Os vereadores Delmar Mebius (Barbeiro), Vanessa Sallapata e Diogo Wolf apresentaram, na sessão desta segunda-feira (16/03/26), um projeto de lei que prevê a criação de seis novos cargos no Legislativo de Três de Maio. A proposta, de iniciativa da Mesa Diretora, tem como objetivo instituir cargos de assessores parlamentares vinculados aos partidos NOVO, PT, PDT, Progressistas, PL e Republicanos.
A medida foi recebida com críticas por parte de parlamentares da própria Casa. Os vereadores Antonio de Oliveira, Pato Roberto, Alexandre Ott e Paulo Pereira, manifestaram-se contrários ao projeto, questionando a necessidade da ampliação da estrutura administrativa.
Pela proposta, a criação dos seis cargos resultaria em um custo anual estimado de R$ 218.039,40 aos cofres do Legislativo. Para justificar o impacto financeiro, o projeto prevê a extinção de um dos dois cargos de assessor atualmente existentes. Ainda assim, o aumento de despesas ao longo de uma legislatura de quatro anos pode chegar a aproximadamente R$ 581 mil.
Levantamento apresentado durante a discussão indica que o custo total dos novos cargos, em quatro anos, alcançaria R$ 872.157,60, enquanto a extinção de um cargo representaria economia de R$ 72.679,80 no mesmo período, resultando na diferença mencionada.

> **Material fornecido**:
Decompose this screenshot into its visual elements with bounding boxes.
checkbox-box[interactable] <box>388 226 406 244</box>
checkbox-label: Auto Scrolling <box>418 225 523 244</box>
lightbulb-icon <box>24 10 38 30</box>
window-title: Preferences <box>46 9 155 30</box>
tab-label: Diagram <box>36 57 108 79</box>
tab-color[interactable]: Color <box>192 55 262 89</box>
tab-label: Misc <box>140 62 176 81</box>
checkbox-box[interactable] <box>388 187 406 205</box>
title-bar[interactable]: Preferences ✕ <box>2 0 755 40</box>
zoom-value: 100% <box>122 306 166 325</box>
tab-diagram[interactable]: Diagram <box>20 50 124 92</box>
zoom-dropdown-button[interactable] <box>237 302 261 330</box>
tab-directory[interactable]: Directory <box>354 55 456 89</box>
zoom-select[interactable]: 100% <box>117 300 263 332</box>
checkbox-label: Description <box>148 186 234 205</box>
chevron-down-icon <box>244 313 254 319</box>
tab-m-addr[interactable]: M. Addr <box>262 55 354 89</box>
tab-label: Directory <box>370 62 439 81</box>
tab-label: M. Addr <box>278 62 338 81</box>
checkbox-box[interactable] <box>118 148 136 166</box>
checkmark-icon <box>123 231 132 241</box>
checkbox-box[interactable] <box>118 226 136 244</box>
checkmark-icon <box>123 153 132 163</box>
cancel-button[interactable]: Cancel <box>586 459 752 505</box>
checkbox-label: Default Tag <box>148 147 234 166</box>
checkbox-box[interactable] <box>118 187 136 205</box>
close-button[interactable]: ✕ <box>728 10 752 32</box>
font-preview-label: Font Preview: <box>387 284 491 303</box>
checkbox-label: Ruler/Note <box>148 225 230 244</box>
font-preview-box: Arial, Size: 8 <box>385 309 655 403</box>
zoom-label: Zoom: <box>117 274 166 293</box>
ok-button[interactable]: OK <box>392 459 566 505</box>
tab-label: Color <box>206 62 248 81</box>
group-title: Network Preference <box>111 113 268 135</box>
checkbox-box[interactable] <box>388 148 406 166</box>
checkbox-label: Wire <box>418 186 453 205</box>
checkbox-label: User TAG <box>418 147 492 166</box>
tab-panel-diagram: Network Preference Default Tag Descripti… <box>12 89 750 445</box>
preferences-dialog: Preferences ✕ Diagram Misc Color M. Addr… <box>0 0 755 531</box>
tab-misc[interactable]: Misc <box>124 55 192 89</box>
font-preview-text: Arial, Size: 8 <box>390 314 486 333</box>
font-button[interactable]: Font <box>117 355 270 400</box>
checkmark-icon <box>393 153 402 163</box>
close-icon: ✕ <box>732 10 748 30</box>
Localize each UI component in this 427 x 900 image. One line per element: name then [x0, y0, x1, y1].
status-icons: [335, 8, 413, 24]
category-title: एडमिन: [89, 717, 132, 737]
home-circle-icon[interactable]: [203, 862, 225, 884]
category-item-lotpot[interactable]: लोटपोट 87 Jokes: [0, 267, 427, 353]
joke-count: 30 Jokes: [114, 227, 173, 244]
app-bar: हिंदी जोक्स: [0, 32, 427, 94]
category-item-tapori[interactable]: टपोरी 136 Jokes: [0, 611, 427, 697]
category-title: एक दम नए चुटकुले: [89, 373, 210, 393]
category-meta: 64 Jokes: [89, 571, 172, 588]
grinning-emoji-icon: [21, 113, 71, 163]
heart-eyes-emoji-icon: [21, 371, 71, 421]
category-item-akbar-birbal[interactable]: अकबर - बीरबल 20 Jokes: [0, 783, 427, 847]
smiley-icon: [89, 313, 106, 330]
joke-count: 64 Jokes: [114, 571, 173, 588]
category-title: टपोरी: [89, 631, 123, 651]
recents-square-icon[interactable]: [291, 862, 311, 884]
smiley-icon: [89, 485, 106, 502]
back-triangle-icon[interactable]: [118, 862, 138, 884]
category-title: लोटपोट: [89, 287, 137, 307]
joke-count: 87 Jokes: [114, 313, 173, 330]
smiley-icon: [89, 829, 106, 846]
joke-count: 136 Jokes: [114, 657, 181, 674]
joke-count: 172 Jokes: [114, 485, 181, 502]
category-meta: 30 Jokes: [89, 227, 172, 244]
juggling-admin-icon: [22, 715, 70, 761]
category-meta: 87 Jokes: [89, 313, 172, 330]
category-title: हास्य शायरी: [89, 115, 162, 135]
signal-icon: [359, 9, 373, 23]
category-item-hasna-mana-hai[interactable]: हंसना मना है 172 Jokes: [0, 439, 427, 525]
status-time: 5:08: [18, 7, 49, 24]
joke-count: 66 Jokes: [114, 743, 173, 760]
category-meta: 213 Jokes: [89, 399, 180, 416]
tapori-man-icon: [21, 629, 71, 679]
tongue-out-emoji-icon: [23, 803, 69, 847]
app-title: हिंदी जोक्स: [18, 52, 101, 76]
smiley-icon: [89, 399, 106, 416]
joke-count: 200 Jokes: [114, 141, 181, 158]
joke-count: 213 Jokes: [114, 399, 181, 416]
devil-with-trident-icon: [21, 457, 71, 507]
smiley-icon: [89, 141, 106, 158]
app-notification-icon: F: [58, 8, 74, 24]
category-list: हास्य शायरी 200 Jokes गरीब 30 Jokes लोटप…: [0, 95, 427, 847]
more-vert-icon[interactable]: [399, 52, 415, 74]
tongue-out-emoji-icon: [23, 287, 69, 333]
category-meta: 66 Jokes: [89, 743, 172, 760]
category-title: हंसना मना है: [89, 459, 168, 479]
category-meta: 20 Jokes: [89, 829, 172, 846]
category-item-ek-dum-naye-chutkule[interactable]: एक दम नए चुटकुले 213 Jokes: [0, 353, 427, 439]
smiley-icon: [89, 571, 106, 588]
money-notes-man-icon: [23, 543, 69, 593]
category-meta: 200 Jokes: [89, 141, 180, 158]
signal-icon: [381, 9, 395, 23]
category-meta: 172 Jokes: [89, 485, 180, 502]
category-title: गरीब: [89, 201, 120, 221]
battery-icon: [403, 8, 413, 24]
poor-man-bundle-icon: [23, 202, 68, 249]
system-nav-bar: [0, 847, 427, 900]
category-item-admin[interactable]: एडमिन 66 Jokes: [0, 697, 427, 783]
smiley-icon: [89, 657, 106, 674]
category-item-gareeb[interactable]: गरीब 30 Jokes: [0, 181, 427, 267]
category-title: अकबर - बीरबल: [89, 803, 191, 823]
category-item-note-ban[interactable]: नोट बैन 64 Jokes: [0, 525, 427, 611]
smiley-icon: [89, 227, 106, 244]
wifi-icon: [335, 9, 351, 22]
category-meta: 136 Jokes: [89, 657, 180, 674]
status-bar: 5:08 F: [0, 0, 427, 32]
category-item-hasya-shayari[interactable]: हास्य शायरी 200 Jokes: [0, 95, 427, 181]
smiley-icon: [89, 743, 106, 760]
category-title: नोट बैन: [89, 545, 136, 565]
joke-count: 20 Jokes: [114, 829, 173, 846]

> **Enunciado 1**: Reproduza o trecho do texto sobre os novos cargos que começa em "A medida foi" e vai até "na diferença mencionada.".
> **Enunciado 2**: Indique se cada afirmação concorda com o texto sobre os novos cargos, respondendo sim ou não e citando literalmente as palavras do texto que decidem a questão. (a) O projeto prevê a criação de seis novos cargos no Legislativo de Três de Maio. (b) O projeto prevê a extinção dos dois cargos de assessor atualmente existentes. (c) O custo anual estimado dos seis cargos é de R$ 218.039,40.
As linhas fornecidas não são necessárias para resolver nada do que se pede.

> **Espaço para resposta 1**:
A medida foi recebida com críticas por parte de parlamentares da própria Casa. Os vereadores Antonio de Oliveira, Pato Roberto, Alexandre Ott e Paulo Pereira, manifestaram-se contrários ao projeto, questionando a necessidade da ampliação da estrutura administrativa.
Pela proposta, a criação dos seis cargos resultaria em um custo anual estimado de R$ 218.039,40 aos cofres do Legislativo. Para justificar o impacto financeiro, o projeto prevê a extinção de um dos dois cargos de assessor atualmente existentes. Ainda assim, o aumento de despesas ao longo de uma legislatura de quatro anos pode chegar a aproximadamente R$ 581 mil.
Levantamento apresentado durante a discussão indica que o custo total dos novos cargos, em quatro anos, alcançaria R$ 872.157,60, enquanto a extinção de um cargo representaria economia de R$ 72.679,80 no mesmo período, resultando na diferença mencionada.

> **Espaço para resposta 2**:
(a) Sim: "um projeto de lei que prevê a criação de seis novos cargos no Legislativo de Três de Maio".
(b) Não: "o projeto prevê a extinção de um dos dois cargos de assessor atualmente existentes".
(c) Sim: "a criação dos seis cargos resultaria em um custo anual estimado de R$ 218.039,40 aos cofres do Legislativo".